#### CHALLENGE:
Select, from the data, each line where "Problem" occurs.

begin INPUT MATERIAL

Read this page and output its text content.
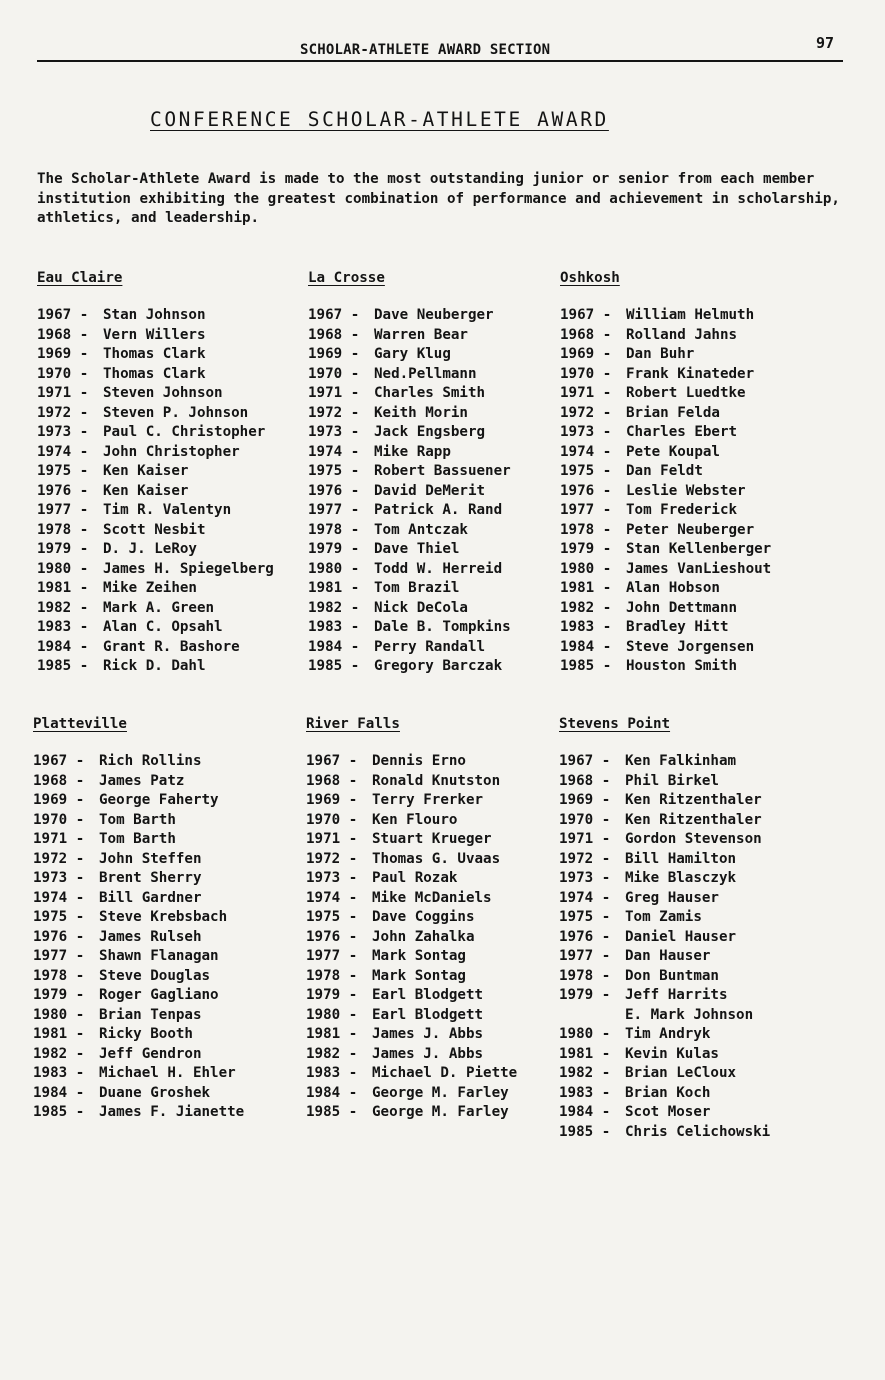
SCHOLAR-ATHLETE AWARD SECTION	97
CONFERENCE SCHOLAR-ATHLETE AWARD
The Scholar-Athlete Award is made to the most outstanding junior or senior from each member institution exhibiting the greatest combination of performance and achievement in scholarship, athletics, and leadership.
Eau Claire
1967 - Stan Johnson
1968 - Vern Willers
1969 - Thomas Clark
1970 - Thomas Clark
1971 - Steven Johnson
1972 - Steven P. Johnson
1973 - Paul C. Christopher
1974 - John Christopher
1975 - Ken Kaiser
1976 - Ken Kaiser
1977 - Tim R. Valentyn
1978 - Scott Nesbit
1979 - D. J. LeRoy
1980 - James H. Spiegelberg
1981 - Mike Zeihen
1982 - Mark A. Green
1983 - Alan C. Opsahl
1984 - Grant R. Bashore
1985 - Rick D. Dahl
La Crosse
1967 - Dave Neuberger
1968 - Warren Bear
1969 - Gary Klug
1970 - Ned.Pellmann
1971 - Charles Smith
1972 - Keith Morin
1973 - Jack Engsberg
1974 - Mike Rapp
1975 - Robert Bassuener
1976 - David DeMerit
1977 - Patrick A. Rand
1978 - Tom Antczak
1979 - Dave Thiel
1980 - Todd W. Herreid
1981 - Tom Brazil
1982 - Nick DeCola
1983 - Dale B. Tompkins
1984 - Perry Randall
1985 - Gregory Barczak
Oshkosh
1967 - William Helmuth
1968 - Rolland Jahns
1969 - Dan Buhr
1970 - Frank Kinateder
1971 - Robert Luedtke
1972 - Brian Felda
1973 - Charles Ebert
1974 - Pete Koupal
1975 - Dan Feldt
1976 - Leslie Webster
1977 - Tom Frederick
1978 - Peter Neuberger
1979 - Stan Kellenberger
1980 - James VanLieshout
1981 - Alan Hobson
1982 - John Dettmann
1983 - Bradley Hitt
1984 - Steve Jorgensen
1985 - Houston Smith
Platteville
1967 - Rich Rollins
1968 - James Patz
1969 - George Faherty
1970 - Tom Barth
1971 - Tom Barth
1972 - John Steffen
1973 - Brent Sherry
1974 - Bill Gardner
1975 - Steve Krebsbach
1976 - James Rulseh
1977 - Shawn Flanagan
1978 - Steve Douglas
1979 - Roger Gagliano
1980 - Brian Tenpas
1981 - Ricky Booth
1982 - Jeff Gendron
1983 - Michael H. Ehler
1984 - Duane Groshek
1985 - James F. Jianette
River Falls
1967 - Dennis Erno
1968 - Ronald Knutston
1969 - Terry Frerker
1970 - Ken Flouro
1971 - Stuart Krueger
1972 - Thomas G. Uvaas
1973 - Paul Rozak
1974 - Mike McDaniels
1975 - Dave Coggins
1976 - John Zahalka
1977 - Mark Sontag
1978 - Mark Sontag
1979 - Earl Blodgett
1980 - Earl Blodgett
1981 - James J. Abbs
1982 - James J. Abbs
1983 - Michael D. Piette
1984 - George M. Farley
1985 - George M. Farley
Stevens Point
1967 - Ken Falkinham
1968 - Phil Birkel
1969 - Ken Ritzenthaler
1970 - Ken Ritzenthaler
1971 - Gordon Stevenson
1972 - Bill Hamilton
1973 - Mike Blasczyk
1974 - Greg Hauser
1975 - Tom Zamis
1976 - Daniel Hauser
1977 - Dan Hauser
1978 - Don Buntman
1979 - Jeff Harrits
E. Mark Johnson
1980 - Tim Andryk
1981 - Kevin Kulas
1982 - Brian LeCloux
1983 - Brian Koch
1984 - Scot Moser
1985 - Chris Celichowski
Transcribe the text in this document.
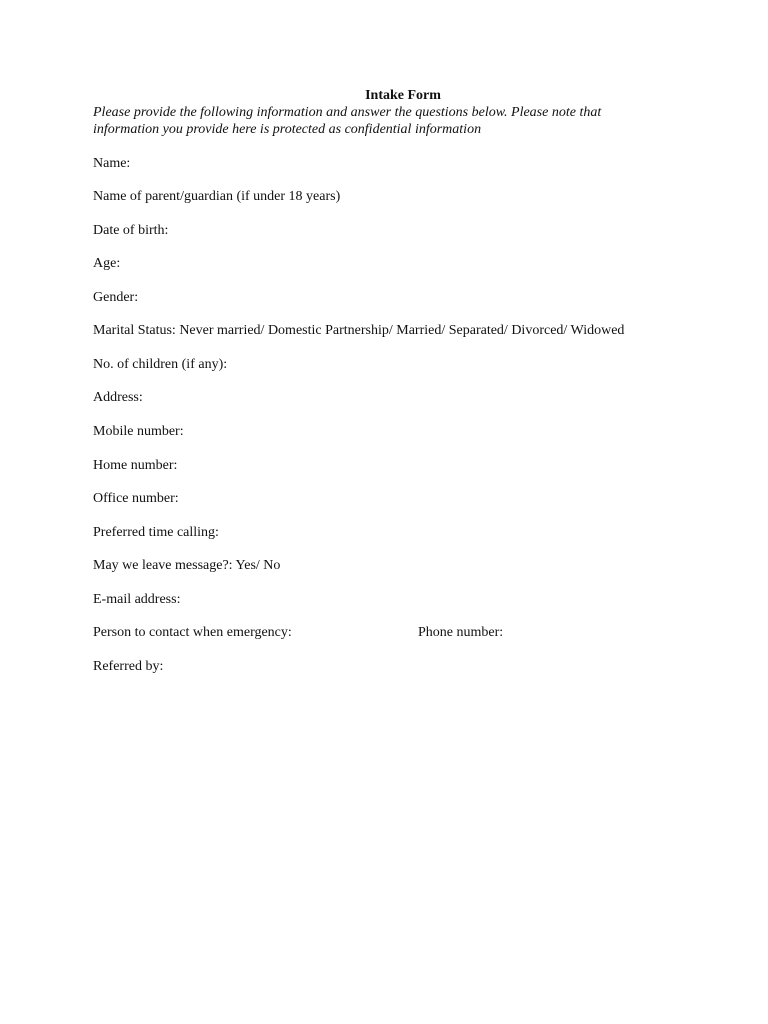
Intake Form
Please provide the following information and answer the questions below. Please note that
information you provide here is protected as confidential information
Name:
Name of parent/guardian (if under 18 years)
Date of birth:
Age:
Gender:
Marital Status: Never married/ Domestic Partnership/ Married/ Separated/ Divorced/ Widowed
No. of children (if any):
Address:
Mobile number:
Home number:
Office number:
Preferred time calling:
May we leave message?: Yes/ No
E-mail address:
Person to contact when emergency:	Phone number:
Referred by:
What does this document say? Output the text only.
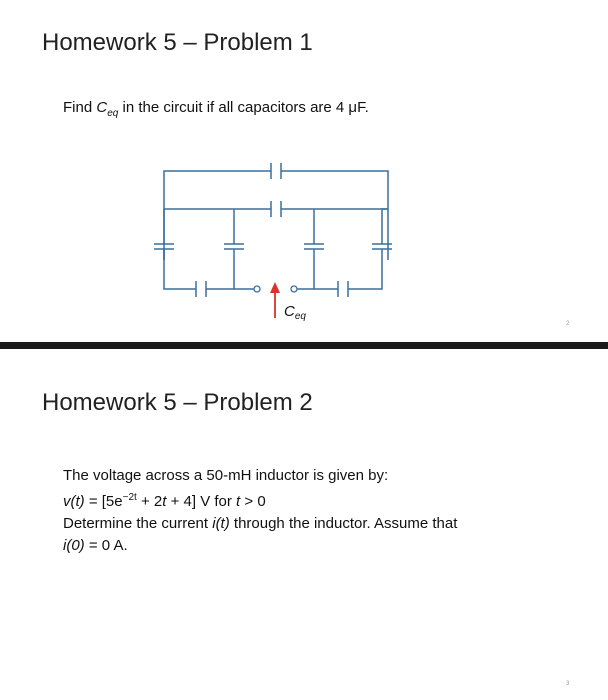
Homework 5 – Problem 1
Find $C_{eq}$ in the circuit if all capacitors are 4 μF.
$C_{eq}$
2
Homework 5 – Problem 2
The voltage across a 50-mH inductor is given by:
$v(t) = [5e^{-2t} + 2t + 4]$ V for t > 0
Determine the current i(t) through the inductor. Assume that
i(0) = 0 A.
3
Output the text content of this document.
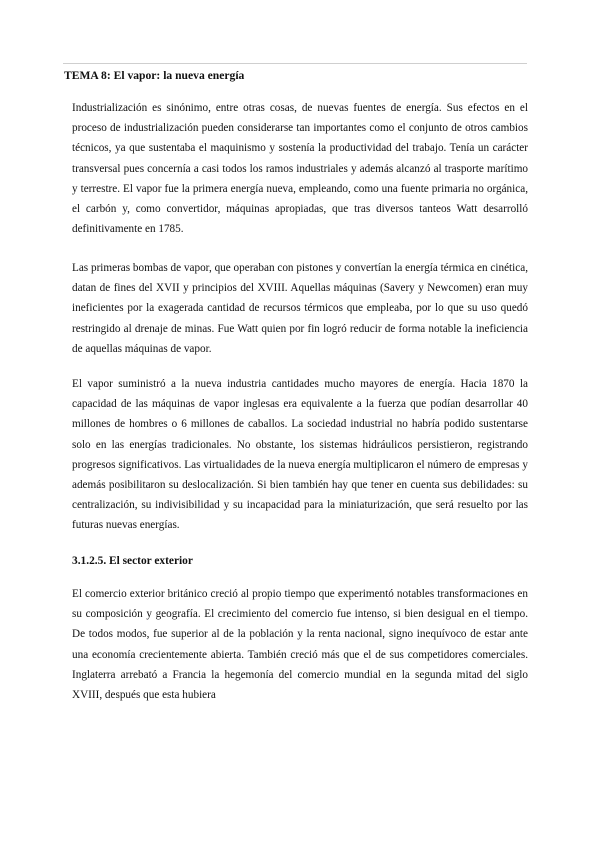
TEMA 8: El vapor: la nueva energía

Industrialización es sinónimo, entre otras cosas, de nuevas fuentes de energía. Sus efectos en el proceso de industrialización pueden considerarse tan importantes como el conjunto de otros cambios técnicos, ya que sustentaba el maquinismo y sostenía la productividad del trabajo. Tenía un carácter transversal pues concernía a casi todos los ramos industriales y además alcanzó al trasporte marítimo y terrestre. El vapor fue la primera energía nueva, empleando, como una fuente primaria no orgánica, el carbón y, como convertidor, máquinas apropiadas, que tras diversos tanteos Watt desarrolló definitivamente en 1785.

Las primeras bombas de vapor, que operaban con pistones y convertían la energía térmica en cinética, datan de fines del XVII y principios del XVIII. Aquellas máquinas (Savery y Newcomen) eran muy ineficientes por la exagerada cantidad de recursos térmicos que empleaba, por lo que su uso quedó restringido al drenaje de minas. Fue Watt quien por fin logró reducir de forma notable la ineficiencia de aquellas máquinas de vapor.

El vapor suministró a la nueva industria cantidades mucho mayores de energía. Hacia 1870 la capacidad de las máquinas de vapor inglesas era equivalente a la fuerza que podían desarrollar 40 millones de hombres o 6 millones de caballos. La sociedad industrial no habría podido sustentarse solo en las energías tradicionales. No obstante, los sistemas hidráulicos persistieron, registrando progresos significativos. Las virtualidades de la nueva energía multiplicaron el número de empresas y además posibilitaron su deslocalización. Si bien también hay que tener en cuenta sus debilidades: su centralización, su indivisibilidad y su incapacidad para la miniaturización, que será resuelto por las futuras nuevas energías.

3.1.2.5. El sector exterior

El comercio exterior británico creció al propio tiempo que experimentó notables transformaciones en su composición y geografía. El crecimiento del comercio fue intenso, si bien desigual en el tiempo. De todos modos, fue superior al de la población y la renta nacional, signo inequívoco de estar ante una economía crecientemente abierta. También creció más que el de sus competidores comerciales. Inglaterra arrebató a Francia la hegemonía del comercio mundial en la segunda mitad del siglo XVIII, después que esta hubiera
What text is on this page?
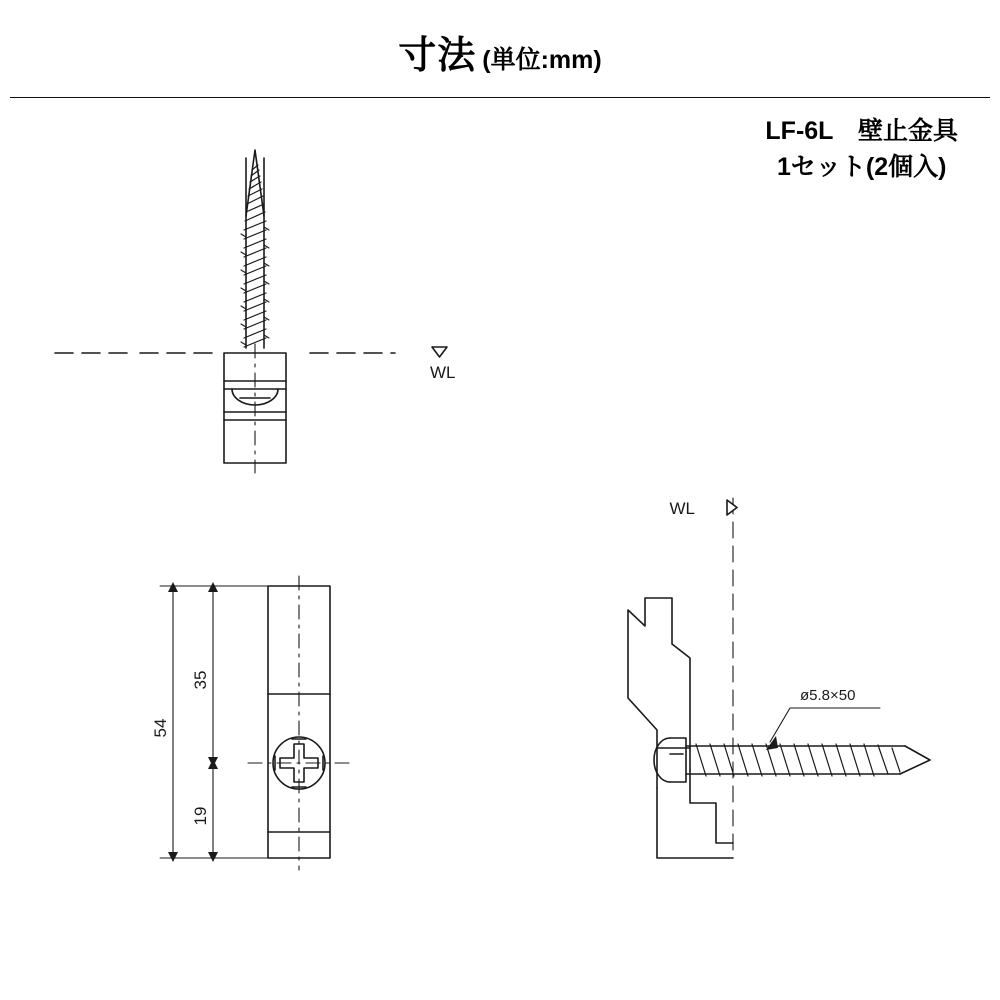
寸法 (単位:mm)
LF-6L　壁止金具
1セット(2個入)
WL
54
35
19
WL
ø5.8×50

end INPUT MATERIAL

#### ANSWER FOR THIS EXERCISE:
Homework 5 – Problem 1
Homework 5 – Problem 2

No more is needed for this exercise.